Data records:

============================================================

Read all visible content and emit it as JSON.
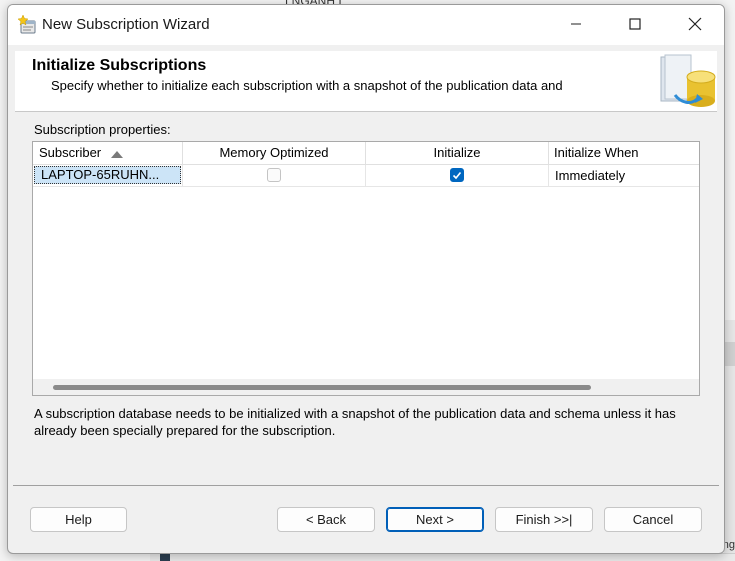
{
  "window": {
    "title": "New Subscription Wizard"
  },
  "background": {
    "top_text": "LNGANH I",
    "right_text": "ng"
  },
  "header": {
    "title": "Initialize Subscriptions",
    "subtitle": "Specify whether to initialize each subscription with a snapshot of the publication data and"
  },
  "grid": {
    "label": "Subscription properties:",
    "columns": [
      "Subscriber",
      "Memory Optimized",
      "Initialize",
      "Initialize When"
    ],
    "sort_column": "Subscriber",
    "sort_direction": "ascending",
    "rows": [
      {
        "subscriber": "LAPTOP-65RUHN...",
        "memory_optimized": false,
        "initialize": true,
        "initialize_when": "Immediately"
      }
    ]
  },
  "description": "A subscription database needs to be initialized with a snapshot of the publication data and schema unless it has already been specially prepared for the subscription.",
  "buttons": {
    "help": "Help",
    "back": "< Back",
    "next": "Next >",
    "finish": "Finish >>|",
    "cancel": "Cancel"
  },
  "colors": {
    "accent": "#0067c0",
    "selection": "#cce4f7"
  }
}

============================================================

What the task requires:
Copy all the entries word for word. Omit any pictures.

Answer for this exercise:
Read all visible content and emit it as JSON.
{
  "window": {
    "title": "New Subscription Wizard"
  },
  "background": {
    "top_text": "LNGANH I",
    "right_text": "ng"
  },
  "header": {
    "title": "Initialize Subscriptions",
    "subtitle": "Specify whether to initialize each subscription with a snapshot of the publication data and"
  },
  "grid": {
    "label": "Subscription properties:",
    "columns": [
      "Subscriber",
      "Memory Optimized",
      "Initialize",
      "Initialize When"
    ],
    "sort_column": "Subscriber",
    "sort_direction": "ascending",
    "rows": [
      {
        "subscriber": "LAPTOP-65RUHN...",
        "memory_optimized": false,
        "initialize": true,
        "initialize_when": "Immediately"
      }
    ]
  },
  "description": "A subscription database needs to be initialized with a snapshot of the publication data and schema unless it has already been specially prepared for the subscription.",
  "buttons": {
    "help": "Help",
    "back": "< Back",
    "next": "Next >",
    "finish": "Finish >>|",
    "cancel": "Cancel"
  },
  "colors": {
    "accent": "#0067c0",
    "selection": "#cce4f7"
  }
}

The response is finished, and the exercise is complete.